SHORT PROBLEM:
Restate the data exactly as given and keep the pictures out.

-- -- --

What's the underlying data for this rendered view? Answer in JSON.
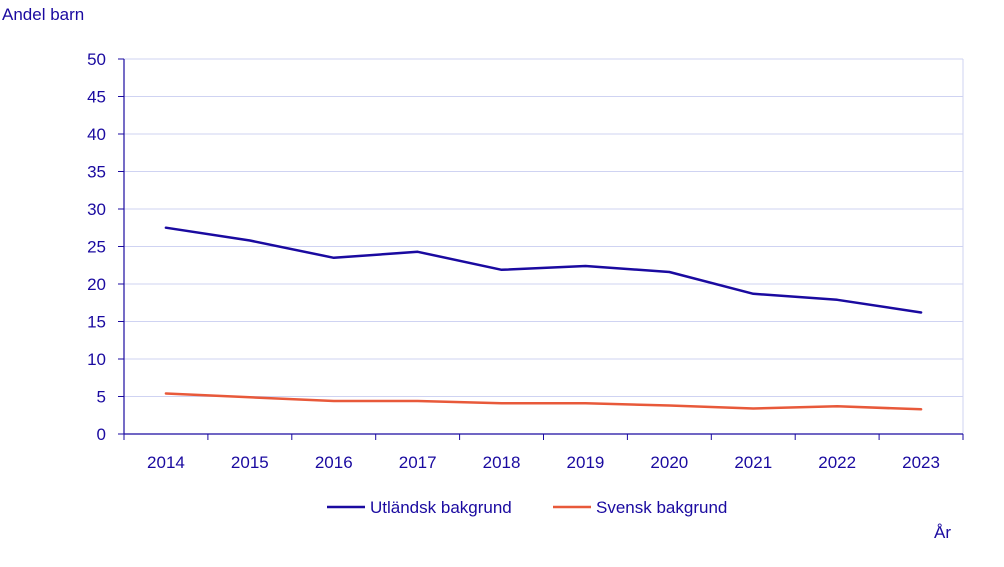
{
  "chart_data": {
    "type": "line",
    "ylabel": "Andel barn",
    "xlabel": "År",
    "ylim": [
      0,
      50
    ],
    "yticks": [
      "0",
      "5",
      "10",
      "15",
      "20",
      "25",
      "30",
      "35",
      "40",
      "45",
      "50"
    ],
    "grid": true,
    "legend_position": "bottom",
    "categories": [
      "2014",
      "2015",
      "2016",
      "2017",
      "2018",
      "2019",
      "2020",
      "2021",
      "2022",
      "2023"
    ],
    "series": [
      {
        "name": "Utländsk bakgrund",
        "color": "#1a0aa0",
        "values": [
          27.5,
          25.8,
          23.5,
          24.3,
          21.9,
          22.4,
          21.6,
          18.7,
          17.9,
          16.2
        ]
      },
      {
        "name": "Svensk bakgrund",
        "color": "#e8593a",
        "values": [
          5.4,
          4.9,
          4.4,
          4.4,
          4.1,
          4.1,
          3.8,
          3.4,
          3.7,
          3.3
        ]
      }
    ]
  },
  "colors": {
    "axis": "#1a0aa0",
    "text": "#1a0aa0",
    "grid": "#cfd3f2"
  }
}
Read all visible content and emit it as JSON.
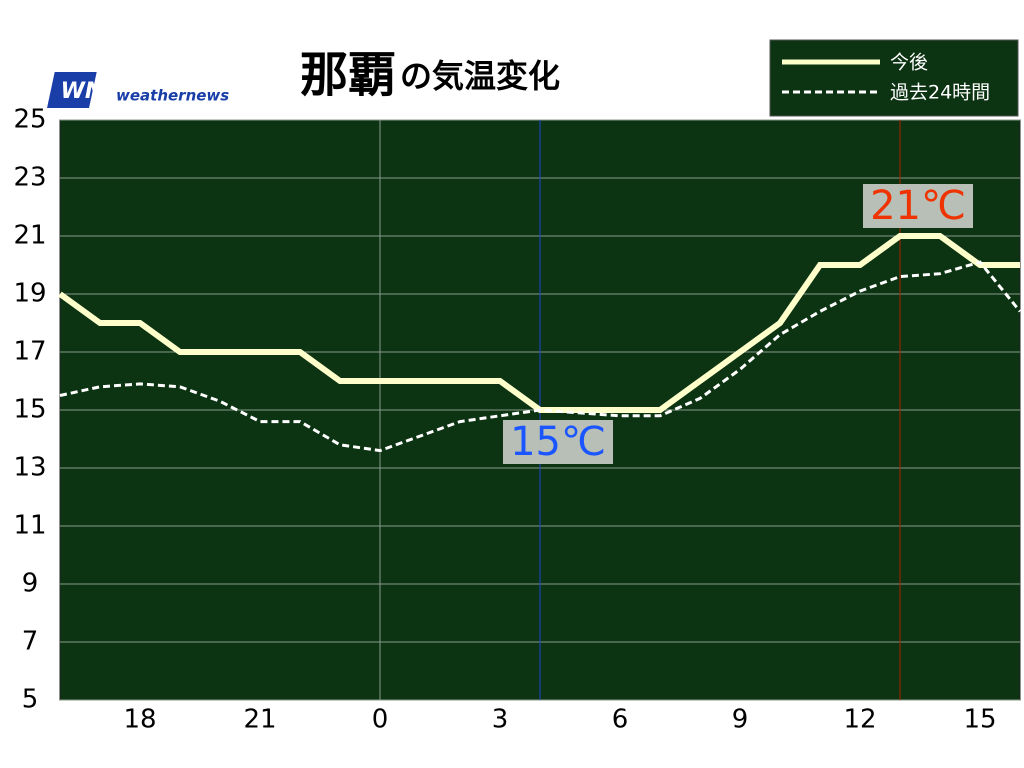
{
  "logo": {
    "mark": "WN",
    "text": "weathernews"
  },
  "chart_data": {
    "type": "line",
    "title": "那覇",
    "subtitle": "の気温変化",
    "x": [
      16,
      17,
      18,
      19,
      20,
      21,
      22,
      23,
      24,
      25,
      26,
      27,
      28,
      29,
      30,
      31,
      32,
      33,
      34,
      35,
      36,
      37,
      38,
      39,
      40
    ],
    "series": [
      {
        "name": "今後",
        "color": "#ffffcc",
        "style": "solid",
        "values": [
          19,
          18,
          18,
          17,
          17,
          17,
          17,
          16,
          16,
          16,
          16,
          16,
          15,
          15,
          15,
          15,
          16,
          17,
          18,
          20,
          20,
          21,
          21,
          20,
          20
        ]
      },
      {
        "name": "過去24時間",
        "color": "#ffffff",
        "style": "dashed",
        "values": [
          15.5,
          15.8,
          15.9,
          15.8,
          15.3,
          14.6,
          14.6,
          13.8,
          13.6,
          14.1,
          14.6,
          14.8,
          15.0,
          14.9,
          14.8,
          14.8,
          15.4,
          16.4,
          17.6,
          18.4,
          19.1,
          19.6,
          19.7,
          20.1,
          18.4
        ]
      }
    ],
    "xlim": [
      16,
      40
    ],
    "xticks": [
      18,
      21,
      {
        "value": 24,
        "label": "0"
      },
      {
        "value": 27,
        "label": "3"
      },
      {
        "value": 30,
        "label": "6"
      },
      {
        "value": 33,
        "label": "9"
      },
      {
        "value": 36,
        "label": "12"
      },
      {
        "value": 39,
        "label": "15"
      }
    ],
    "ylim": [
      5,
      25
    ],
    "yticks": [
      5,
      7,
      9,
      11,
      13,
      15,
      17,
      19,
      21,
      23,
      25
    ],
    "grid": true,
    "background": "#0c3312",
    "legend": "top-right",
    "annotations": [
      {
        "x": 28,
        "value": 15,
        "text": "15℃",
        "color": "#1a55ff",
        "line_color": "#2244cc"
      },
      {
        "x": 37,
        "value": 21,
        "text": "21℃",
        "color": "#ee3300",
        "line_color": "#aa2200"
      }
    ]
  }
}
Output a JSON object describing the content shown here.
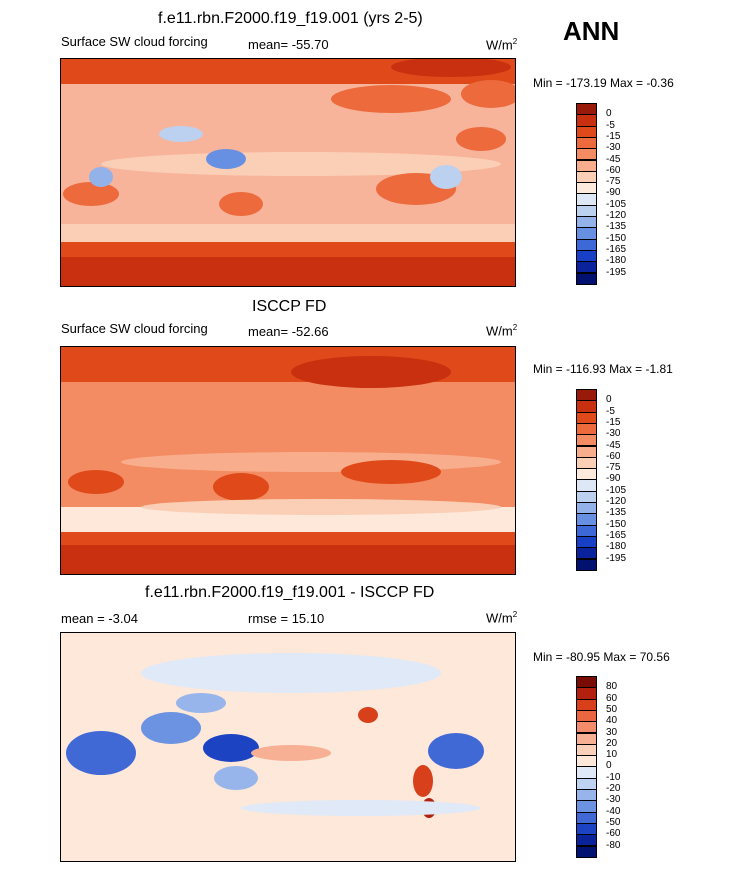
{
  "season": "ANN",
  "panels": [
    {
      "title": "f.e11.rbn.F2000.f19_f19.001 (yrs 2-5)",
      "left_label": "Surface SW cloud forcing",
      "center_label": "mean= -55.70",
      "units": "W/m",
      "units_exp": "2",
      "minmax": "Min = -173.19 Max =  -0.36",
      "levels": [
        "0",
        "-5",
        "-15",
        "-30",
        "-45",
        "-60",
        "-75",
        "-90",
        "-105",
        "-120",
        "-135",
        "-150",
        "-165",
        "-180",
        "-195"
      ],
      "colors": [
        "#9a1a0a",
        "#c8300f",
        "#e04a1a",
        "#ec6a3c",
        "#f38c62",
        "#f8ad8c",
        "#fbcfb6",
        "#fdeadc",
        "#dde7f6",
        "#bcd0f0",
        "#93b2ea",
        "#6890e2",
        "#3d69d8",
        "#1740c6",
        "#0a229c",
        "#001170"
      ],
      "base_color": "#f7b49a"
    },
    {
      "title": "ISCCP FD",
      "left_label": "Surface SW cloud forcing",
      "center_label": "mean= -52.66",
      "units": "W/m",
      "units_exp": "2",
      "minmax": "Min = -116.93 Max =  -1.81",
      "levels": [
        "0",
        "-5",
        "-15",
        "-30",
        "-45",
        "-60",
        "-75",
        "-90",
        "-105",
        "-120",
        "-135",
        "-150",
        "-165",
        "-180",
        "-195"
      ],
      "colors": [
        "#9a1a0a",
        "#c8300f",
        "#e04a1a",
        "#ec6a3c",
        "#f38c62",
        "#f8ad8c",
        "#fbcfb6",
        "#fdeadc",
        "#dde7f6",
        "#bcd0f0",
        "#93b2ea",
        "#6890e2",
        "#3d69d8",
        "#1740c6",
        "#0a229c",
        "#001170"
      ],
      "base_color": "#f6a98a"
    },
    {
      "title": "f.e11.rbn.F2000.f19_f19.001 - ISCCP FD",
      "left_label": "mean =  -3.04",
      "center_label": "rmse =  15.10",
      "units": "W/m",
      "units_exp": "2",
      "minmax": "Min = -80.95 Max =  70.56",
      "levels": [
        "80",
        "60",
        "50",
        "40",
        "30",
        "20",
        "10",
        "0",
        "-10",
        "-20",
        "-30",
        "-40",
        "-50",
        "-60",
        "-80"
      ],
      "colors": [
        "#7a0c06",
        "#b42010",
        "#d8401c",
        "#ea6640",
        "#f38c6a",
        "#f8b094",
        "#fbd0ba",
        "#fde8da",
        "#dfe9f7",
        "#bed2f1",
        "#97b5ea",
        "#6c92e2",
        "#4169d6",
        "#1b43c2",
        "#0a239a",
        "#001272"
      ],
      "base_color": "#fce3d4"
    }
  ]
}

-- -- --

CORRECT RESPONSE:
What's the underlying data for this rendered view? Answer in JSON.
{
  "chart_data": {
    "type": "line",
    "ylabel": "Andel barn",
    "xlabel": "År",
    "ylim": [
      0,
      50
    ],
    "yticks": [
      "0",
      "5",
      "10",
      "15",
      "20",
      "25",
      "30",
      "35",
      "40",
      "45",
      "50"
    ],
    "grid": true,
    "legend_position": "bottom",
    "categories": [
      "2014",
      "2015",
      "2016",
      "2017",
      "2018",
      "2019",
      "2020",
      "2021",
      "2022",
      "2023"
    ],
    "series": [
      {
        "name": "Utländsk bakgrund",
        "color": "#1a0aa0",
        "values": [
          27.5,
          25.8,
          23.5,
          24.3,
          21.9,
          22.4,
          21.6,
          18.7,
          17.9,
          16.2
        ]
      },
      {
        "name": "Svensk bakgrund",
        "color": "#e8593a",
        "values": [
          5.4,
          4.9,
          4.4,
          4.4,
          4.1,
          4.1,
          3.8,
          3.4,
          3.7,
          3.3
        ]
      }
    ]
  },
  "colors": {
    "axis": "#1a0aa0",
    "text": "#1a0aa0",
    "grid": "#cfd3f2"
  }
}
Read all visible content and emit it as JSON.
{
  "logo": {
    "mark": "WN",
    "text": "weathernews"
  },
  "chart_data": {
    "type": "line",
    "title": "那覇",
    "subtitle": "の気温変化",
    "x": [
      16,
      17,
      18,
      19,
      20,
      21,
      22,
      23,
      24,
      25,
      26,
      27,
      28,
      29,
      30,
      31,
      32,
      33,
      34,
      35,
      36,
      37,
      38,
      39,
      40
    ],
    "series": [
      {
        "name": "今後",
        "color": "#ffffcc",
        "style": "solid",
        "values": [
          19,
          18,
          18,
          17,
          17,
          17,
          17,
          16,
          16,
          16,
          16,
          16,
          15,
          15,
          15,
          15,
          16,
          17,
          18,
          20,
          20,
          21,
          21,
          20,
          20
        ]
      },
      {
        "name": "過去24時間",
        "color": "#ffffff",
        "style": "dashed",
        "values": [
          15.5,
          15.8,
          15.9,
          15.8,
          15.3,
          14.6,
          14.6,
          13.8,
          13.6,
          14.1,
          14.6,
          14.8,
          15.0,
          14.9,
          14.8,
          14.8,
          15.4,
          16.4,
          17.6,
          18.4,
          19.1,
          19.6,
          19.7,
          20.1,
          18.4
        ]
      }
    ],
    "xlim": [
      16,
      40
    ],
    "xticks": [
      18,
      21,
      {
        "value": 24,
        "label": "0"
      },
      {
        "value": 27,
        "label": "3"
      },
      {
        "value": 30,
        "label": "6"
      },
      {
        "value": 33,
        "label": "9"
      },
      {
        "value": 36,
        "label": "12"
      },
      {
        "value": 39,
        "label": "15"
      }
    ],
    "ylim": [
      5,
      25
    ],
    "yticks": [
      5,
      7,
      9,
      11,
      13,
      15,
      17,
      19,
      21,
      23,
      25
    ],
    "grid": true,
    "background": "#0c3312",
    "legend": "top-right",
    "annotations": [
      {
        "x": 28,
        "value": 15,
        "text": "15℃",
        "color": "#1a55ff",
        "line_color": "#2244cc"
      },
      {
        "x": 37,
        "value": 21,
        "text": "21℃",
        "color": "#ee3300",
        "line_color": "#aa2200"
      }
    ]
  }
}
Output a JSON object describing the content shown here.
{
  "season": "ANN",
  "panels": [
    {
      "title": "f.e11.rbn.F2000.f19_f19.001 (yrs 2-5)",
      "left_label": "Surface SW cloud forcing",
      "center_label": "mean= -55.70",
      "units": "W/m",
      "units_exp": "2",
      "minmax": "Min = -173.19 Max =  -0.36",
      "levels": [
        "0",
        "-5",
        "-15",
        "-30",
        "-45",
        "-60",
        "-75",
        "-90",
        "-105",
        "-120",
        "-135",
        "-150",
        "-165",
        "-180",
        "-195"
      ],
      "colors": [
        "#9a1a0a",
        "#c8300f",
        "#e04a1a",
        "#ec6a3c",
        "#f38c62",
        "#f8ad8c",
        "#fbcfb6",
        "#fdeadc",
        "#dde7f6",
        "#bcd0f0",
        "#93b2ea",
        "#6890e2",
        "#3d69d8",
        "#1740c6",
        "#0a229c",
        "#001170"
      ],
      "base_color": "#f7b49a"
    },
    {
      "title": "ISCCP FD",
      "left_label": "Surface SW cloud forcing",
      "center_label": "mean= -52.66",
      "units": "W/m",
      "units_exp": "2",
      "minmax": "Min = -116.93 Max =  -1.81",
      "levels": [
        "0",
        "-5",
        "-15",
        "-30",
        "-45",
        "-60",
        "-75",
        "-90",
        "-105",
        "-120",
        "-135",
        "-150",
        "-165",
        "-180",
        "-195"
      ],
      "colors": [
        "#9a1a0a",
        "#c8300f",
        "#e04a1a",
        "#ec6a3c",
        "#f38c62",
        "#f8ad8c",
        "#fbcfb6",
        "#fdeadc",
        "#dde7f6",
        "#bcd0f0",
        "#93b2ea",
        "#6890e2",
        "#3d69d8",
        "#1740c6",
        "#0a229c",
        "#001170"
      ],
      "base_color": "#f6a98a"
    },
    {
      "title": "f.e11.rbn.F2000.f19_f19.001 - ISCCP FD",
      "left_label": "mean =  -3.04",
      "center_label": "rmse =  15.10",
      "units": "W/m",
      "units_exp": "2",
      "minmax": "Min = -80.95 Max =  70.56",
      "levels": [
        "80",
        "60",
        "50",
        "40",
        "30",
        "20",
        "10",
        "0",
        "-10",
        "-20",
        "-30",
        "-40",
        "-50",
        "-60",
        "-80"
      ],
      "colors": [
        "#7a0c06",
        "#b42010",
        "#d8401c",
        "#ea6640",
        "#f38c6a",
        "#f8b094",
        "#fbd0ba",
        "#fde8da",
        "#dfe9f7",
        "#bed2f1",
        "#97b5ea",
        "#6c92e2",
        "#4169d6",
        "#1b43c2",
        "#0a239a",
        "#001272"
      ],
      "base_color": "#fce3d4"
    }
  ]
}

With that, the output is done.